Building the Starlink source set from scratch

To build the COMPLETE set of Starlink classic applications the following steps
are required.  If you wish to do more elaborate things, then you should refer
to Starlink document SSN/78, which also contains some FAQs.  Details of this
document are at the end of this README.

This procedure will not build the Starlink _Java_ applications.  They are
built separately, using the procedure described in Java README
(currently these are available from the git repository at
git:// You do not need to build any of
the Starlink classic applications to build the Java ones, unless you need to
rebuild the native parts of JNIAST, JNIHDS or SPLAT. To build the documents
for the Starjava applications FROG and SPLAT you will need the Starlink
applications star2html and the latex classes provided in latexsupport.


 - Ensure the required software development tools and headers are installed
   on your system (see the "Prerequisites" section below)

 - Specify where you want the installed files to end up (_PREFIX) and
   where you want the build to find any previously installed Starlink
   tree (_STARLINK).  If there is no previously existing tree, then
   set the two variables to the same value.  Both variables default to
   /star.  You must have write access to the directory you name here.

   Here and below we use /local-star as an example; in the examples
   below substitute your own choice for this directory.

→ **Prompt**:
Please reproduce the Starlink build instructions above word for word, from start to finish.

→ **Material supplied**:
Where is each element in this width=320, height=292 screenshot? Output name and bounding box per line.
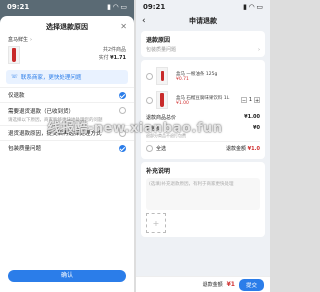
order-summary: 共2件商品 实付 ¥1.71: [99, 46, 126, 62]
quantity-value: 1: [248, 97, 252, 103]
item-name: 盒马 一根油条 125g: [176, 71, 218, 77]
description-card: 补充说明 (选填)补充退款原因，有利于商家更快处理 +: [141, 162, 265, 237]
left-screen: 09:21 ▮ ◠ ▭ 选择退款原因 ✕ 盒马鲜生 › 共2件商品 实付 ¥1.…: [0, 0, 134, 292]
select-all-label: 全选: [156, 146, 167, 152]
plus-icon: +: [152, 218, 160, 228]
radio-unchecked-icon[interactable]: [119, 129, 126, 137]
battery-icon: ▭: [120, 3, 127, 11]
item-info: 盒马 一根油条 125g ¥0.71: [176, 71, 217, 82]
add-photo-button[interactable]: +: [146, 213, 166, 233]
item-name: 盒马 石榴豆腐味果饮料 1L: [176, 95, 230, 101]
refund-reason-sheet: 选择退款原因 ✕ 盒马鲜生 › 共2件商品 实付 ¥1.71 ☏ 联系商家，更快…: [0, 16, 134, 292]
bottom-bar: 退款金额 ¥1 提交: [136, 276, 270, 292]
status-bar: 09:21 ▮ ◠ ▭: [0, 0, 134, 14]
description-textarea[interactable]: (选填)补充退款原因，有利于商家更快处理: [146, 178, 260, 210]
status-time: 09:21: [143, 3, 166, 11]
reason-label: 仅退款: [8, 93, 25, 99]
product-row: 共2件商品 实付 ¥1.71: [0, 43, 134, 67]
reason-label: 需要退货退款（已收到货）: [8, 109, 75, 115]
pack-fee-row: 打包费 退部分商品不退打包费 ¥0: [146, 123, 260, 141]
pack-fee-sub: 退部分商品不退打包费: [146, 133, 186, 138]
back-arrow-icon[interactable]: ‹: [142, 16, 146, 26]
paid-label: 实付: [98, 55, 109, 61]
reason-item[interactable]: 需要退货退款（已收到货） 请选择以下原因，商家能够更快地处理您的问题: [0, 102, 134, 125]
store-name: 盒马鲜生: [8, 37, 29, 43]
confirm-button[interactable]: 确认: [8, 270, 126, 282]
close-icon[interactable]: ✕: [120, 22, 127, 31]
reason-item[interactable]: 仅退款: [0, 87, 134, 102]
product-count: 共2件商品: [102, 47, 126, 53]
line-item: 盒马 石榴豆腐味果饮料 1L ¥1.00 − 1 +: [146, 88, 260, 112]
product-thumbnail: [8, 46, 20, 64]
plus-button[interactable]: +: [254, 97, 260, 104]
radio-unchecked-icon[interactable]: [119, 107, 126, 114]
page-title: 申请退款: [189, 17, 217, 25]
headset-icon: ☏: [11, 74, 18, 80]
battery-icon: ▭: [256, 3, 263, 11]
reason-card-value: 包装质量问题: [146, 47, 177, 53]
sheet-title: 选择退款原因: [46, 23, 88, 31]
contact-merchant-text: 联系商家，更快处理问题: [20, 75, 82, 81]
goods-total-label: 退款商品总价: [146, 115, 177, 121]
items-card: 盒马 一根油条 125g ¥0.71 盒马 石榴豆腐味果饮料 1L ¥1.00 …: [141, 60, 265, 159]
signal-icon: ▮: [107, 3, 111, 11]
contact-merchant-bar[interactable]: ☏ 联系商家，更快处理问题: [6, 70, 128, 84]
goods-total-row: 退款商品总价 ¥1.00: [146, 112, 260, 123]
reason-item[interactable]: 退货退款原因，提交后再选择处理方式: [0, 125, 134, 140]
status-icons: ▮ ◠ ▭: [243, 3, 263, 11]
description-title: 补充说明: [146, 168, 171, 175]
reason-item[interactable]: 包装质量问题: [0, 140, 134, 155]
signal-icon: ▮: [243, 3, 247, 11]
nav-bar: ‹ 申请退款: [136, 14, 270, 28]
refund-amount-value: ¥1.0: [247, 146, 260, 152]
minus-button[interactable]: −: [240, 97, 247, 104]
chevron-right-icon: ›: [258, 46, 260, 53]
select-all-checkbox[interactable]: [146, 145, 153, 152]
right-screen: 09:21 ▮ ◠ ▭ ‹ 申请退款 退款原因 包装质量问题 › 盒马 一根油条…: [136, 0, 270, 292]
pack-fee-label: 打包费: [146, 126, 162, 132]
paid-value: ¥1.71: [110, 55, 126, 61]
wifi-icon: ◠: [248, 3, 255, 11]
item-price: ¥1.00: [176, 100, 189, 106]
reason-list: 仅退款 需要退货退款（已收到货） 请选择以下原因，商家能够更快地处理您的问题 退…: [0, 87, 134, 155]
reason-label: 退货退款原因，提交后再选择处理方式: [8, 131, 102, 137]
chevron-right-icon: ›: [30, 36, 33, 43]
footer-amount-value: ¥1: [226, 281, 235, 288]
select-all-row: 全选 退款金额 ¥1.0: [146, 141, 260, 155]
reason-card-title: 退款原因: [146, 37, 171, 44]
line-item: 盒马 一根油条 125g ¥0.71: [146, 64, 260, 88]
quantity-stepper[interactable]: − 1 +: [240, 97, 260, 104]
item-price: ¥0.71: [176, 76, 189, 82]
status-time: 09:21: [7, 3, 30, 11]
store-row[interactable]: 盒马鲜生 ›: [0, 32, 134, 44]
reason-sub: 请选择以下原因，商家能够更快地处理您的问题: [8, 118, 103, 123]
bottle-icon: [160, 71, 164, 81]
radio-checked-icon[interactable]: [119, 144, 126, 152]
status-bar: 09:21 ▮ ◠ ▭: [136, 0, 270, 14]
reason-label: 包装质量问题: [8, 146, 42, 152]
item-checkbox[interactable]: [146, 72, 153, 80]
item-thumbnail: [156, 91, 168, 109]
item-info: 盒马 石榴豆腐味果饮料 1L ¥1.00: [176, 95, 229, 106]
wifi-icon: ◠: [112, 3, 119, 11]
bottle-icon: [12, 48, 16, 62]
item-checkbox[interactable]: [146, 96, 153, 104]
item-thumbnail: [156, 67, 168, 85]
refund-amount-label: 退款金额: [226, 146, 247, 152]
bottle-icon: [160, 93, 164, 107]
footer-amount-label: 退款金额: [202, 282, 223, 288]
reason-card[interactable]: 退款原因 包装质量问题 ›: [141, 31, 265, 57]
submit-button[interactable]: 提交: [238, 278, 264, 291]
goods-total-value: ¥1.00: [244, 114, 260, 120]
radio-checked-icon[interactable]: [119, 91, 126, 99]
status-icons: ▮ ◠ ▭: [107, 3, 127, 11]
pack-fee-value: ¥0: [253, 125, 260, 131]
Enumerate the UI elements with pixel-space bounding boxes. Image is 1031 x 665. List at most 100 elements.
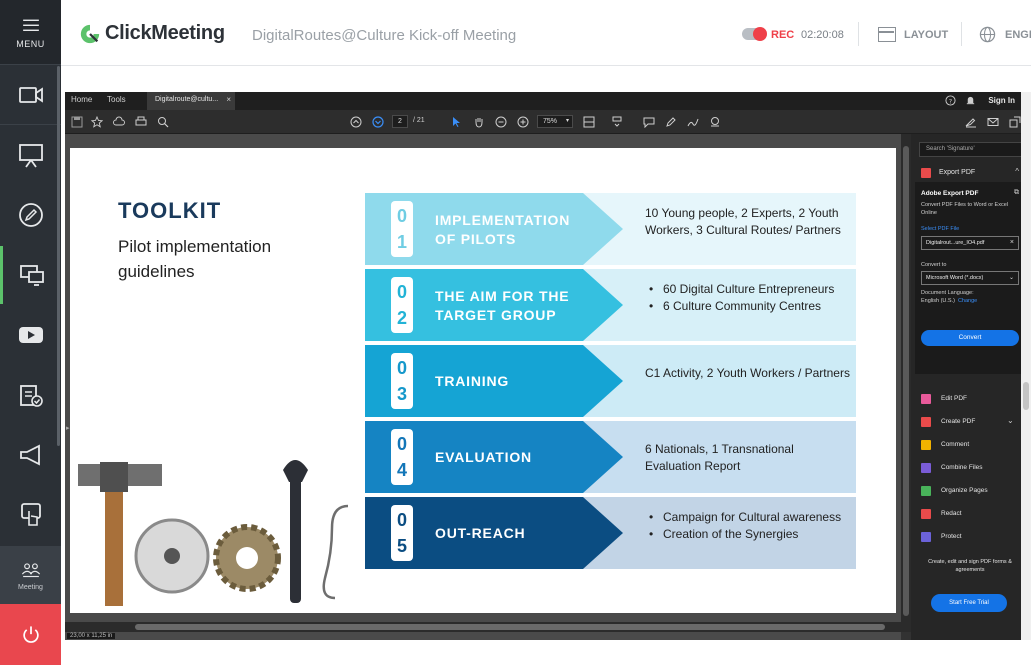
row-4-description: 6 Nationals, 1 Transnational Evaluation … bbox=[645, 442, 794, 473]
tab-tools[interactable]: Tools bbox=[107, 95, 126, 104]
tools-pane: Search 'Signature' Export PDF ^ Adobe Ex… bbox=[911, 134, 1029, 640]
redact-icon bbox=[921, 509, 931, 519]
row-4-num-top: 0 bbox=[396, 434, 407, 454]
cloud-upload-icon[interactable] bbox=[113, 116, 125, 128]
tab-home[interactable]: Home bbox=[71, 95, 92, 104]
close-tab-icon[interactable]: × bbox=[226, 95, 231, 104]
draw-icon[interactable] bbox=[687, 116, 699, 128]
sign-in-button[interactable]: Sign In bbox=[988, 96, 1015, 105]
layout-button[interactable]: LAYOUT bbox=[904, 29, 948, 41]
bookmark-star-icon[interactable] bbox=[91, 116, 103, 128]
change-language-link[interactable]: Change bbox=[958, 298, 977, 304]
tools-search-input[interactable]: Search 'Signature' bbox=[919, 142, 1023, 157]
tools-illustration bbox=[78, 460, 349, 606]
acrobat-tab-bar: Home Tools Digitalroute@cultu... × ? Sig… bbox=[65, 92, 1029, 110]
tab-document[interactable]: Digitalroute@cultu... × bbox=[147, 92, 235, 110]
viewer-vertical-scrollbar[interactable] bbox=[901, 134, 911, 632]
row-3-label: TRAINING bbox=[435, 373, 510, 389]
presentation-button[interactable] bbox=[0, 126, 61, 184]
document-tab-label: Digitalroute@cultu... bbox=[155, 96, 219, 103]
start-free-trial-button[interactable]: Start Free Trial bbox=[931, 594, 1007, 612]
scrollbar-thumb[interactable] bbox=[1023, 382, 1029, 410]
convert-button[interactable]: Convert bbox=[921, 330, 1019, 346]
scrollbar-thumb[interactable] bbox=[135, 624, 885, 630]
selected-file-field[interactable]: Digitalrout...ure_IO4.pdf × bbox=[921, 236, 1019, 250]
row-5-bullet: Creation of the Synergies bbox=[645, 526, 850, 543]
pdf-viewer[interactable]: ▸ TOOLKIT Pilot implementation guideline… bbox=[65, 134, 901, 640]
row-5-num-bot: 5 bbox=[396, 536, 407, 556]
menu-label: MENU bbox=[16, 38, 45, 49]
zoom-select[interactable]: 75% ▾ bbox=[537, 115, 573, 128]
organize-pages-icon bbox=[921, 486, 931, 496]
youtube-button[interactable] bbox=[0, 306, 61, 364]
whiteboard-button[interactable] bbox=[0, 186, 61, 244]
hand-tool-icon[interactable] bbox=[473, 116, 485, 128]
row-5-description: Campaign for Cultural awarenessCreation … bbox=[645, 509, 850, 543]
row-1-number-pill: 0 1 bbox=[391, 201, 413, 257]
edit-pdf-icon bbox=[921, 394, 931, 404]
notification-bell-icon[interactable] bbox=[965, 95, 976, 106]
interaction-button[interactable] bbox=[0, 486, 61, 544]
sign-icon[interactable] bbox=[965, 116, 977, 128]
camera-button[interactable] bbox=[0, 66, 61, 124]
meeting-title: DigitalRoutes@Culture Kick-off Meeting bbox=[252, 27, 517, 44]
row-5-number-pill: 0 5 bbox=[391, 505, 413, 561]
wrench-shaft bbox=[290, 478, 301, 603]
globe-icon[interactable] bbox=[979, 26, 996, 43]
mail-icon[interactable] bbox=[987, 116, 999, 128]
print-icon[interactable] bbox=[135, 116, 147, 128]
screen-share-button[interactable] bbox=[0, 246, 61, 304]
row-2-bullet: 6 Culture Community Centres bbox=[645, 298, 850, 315]
presentation-board-icon bbox=[18, 144, 43, 168]
outer-vertical-scrollbar[interactable] bbox=[1021, 92, 1031, 640]
row-3-num-top: 0 bbox=[396, 358, 407, 378]
comment-icon bbox=[921, 440, 931, 450]
wrench-jaw bbox=[283, 460, 308, 482]
stamp-icon[interactable] bbox=[709, 116, 721, 128]
zoom-in-icon[interactable] bbox=[517, 116, 529, 128]
zoom-value: 75% bbox=[543, 118, 558, 125]
rail-scrollbar[interactable] bbox=[57, 66, 60, 446]
left-panel-toggle-icon[interactable]: ▸ bbox=[66, 424, 70, 432]
youtube-icon bbox=[18, 327, 43, 343]
zoom-out-icon[interactable] bbox=[495, 116, 507, 128]
chevron-up-icon[interactable]: ^ bbox=[1015, 167, 1019, 176]
help-icon[interactable]: ? bbox=[945, 95, 956, 106]
export-card-description: Convert PDF Files to Word or Excel Onlin… bbox=[921, 202, 1009, 216]
top-header: ClickMeeting DigitalRoutes@Culture Kick-… bbox=[61, 0, 1031, 66]
highlight-pen-icon[interactable] bbox=[665, 116, 677, 128]
language-button[interactable]: ENGL bbox=[1005, 29, 1031, 41]
layout-icon[interactable] bbox=[878, 27, 896, 42]
combine-files-icon bbox=[921, 463, 931, 473]
row-2-label: THE AIM FOR THE TARGET GROUP bbox=[435, 288, 570, 323]
scrollbar-thumb[interactable] bbox=[903, 146, 909, 616]
protect-icon bbox=[921, 532, 931, 542]
fit-page-icon[interactable] bbox=[583, 116, 595, 128]
next-page-icon[interactable] bbox=[372, 116, 384, 128]
share-link-icon[interactable] bbox=[1009, 116, 1021, 128]
leave-meeting-button[interactable] bbox=[0, 604, 61, 665]
clickmeeting-logo: ClickMeeting bbox=[79, 22, 225, 45]
select-cursor-icon[interactable] bbox=[450, 116, 462, 128]
export-pdf-header[interactable]: Export PDF ^ bbox=[915, 164, 1025, 180]
search-icon[interactable] bbox=[157, 116, 169, 128]
select-file-link[interactable]: Select PDF File bbox=[921, 226, 959, 232]
scroll-mode-icon[interactable] bbox=[611, 116, 623, 128]
menu-button[interactable]: MENU bbox=[0, 0, 61, 64]
convert-to-label: Convert to bbox=[921, 262, 947, 268]
record-dot-icon[interactable] bbox=[753, 27, 767, 41]
save-icon[interactable] bbox=[71, 116, 83, 128]
clear-file-icon[interactable]: × bbox=[1010, 237, 1014, 249]
rail-divider bbox=[0, 124, 61, 125]
viewer-horizontal-scrollbar[interactable] bbox=[65, 622, 901, 632]
previous-page-icon[interactable] bbox=[350, 116, 362, 128]
copy-icon[interactable]: ⧉ bbox=[1014, 189, 1019, 197]
polls-button[interactable] bbox=[0, 366, 61, 424]
toolkit-row-2: 0 2 THE AIM FOR THETARGET GROUP 60 Digit… bbox=[365, 269, 856, 341]
comment-icon[interactable] bbox=[643, 116, 655, 128]
meeting-button[interactable]: Meeting bbox=[0, 546, 61, 604]
chevron-down-icon[interactable]: ⌄ bbox=[1007, 416, 1014, 425]
page-number-input[interactable]: 2 bbox=[392, 115, 408, 128]
call-to-action-button[interactable] bbox=[0, 426, 61, 484]
convert-format-select[interactable]: Microsoft Word (*.docx) ⌄ bbox=[921, 271, 1019, 285]
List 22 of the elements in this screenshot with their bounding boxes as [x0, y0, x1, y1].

→ **Exercise output**:
Building the Starlink source set from scratch

To build the COMPLETE set of Starlink classic applications the following steps
are required.  If you wish to do more elaborate things, then you should refer
to Starlink document SSN/78, which also contains some FAQs.  Details of this
document are at the end of this README.

This procedure will not build the Starlink _Java_ applications.  They are
built separately, using the procedure described in Java README
(currently these are available from the git repository at
git:// You do not need to build any of
the Starlink classic applications to build the Java ones, unless you need to
rebuild the native parts of JNIAST, JNIHDS or SPLAT. To build the documents
for the Starjava applications FROG and SPLAT you will need the Starlink
applications star2html and the latex classes provided in latexsupport.


 - Ensure the required software development tools and headers are installed
   on your system (see the "Prerequisites" section below)

 - Specify where you want the installed files to end up (_PREFIX) and
   where you want the build to find any previously installed Starlink
   tree (_STARLINK).  If there is no previously existing tree, then
   set the two variables to the same value.  Both variables default to
   /star.  You must have write access to the directory you name here.

   Here and below we use /local-star as an example; in the examples
   below substitute your own choice for this directory.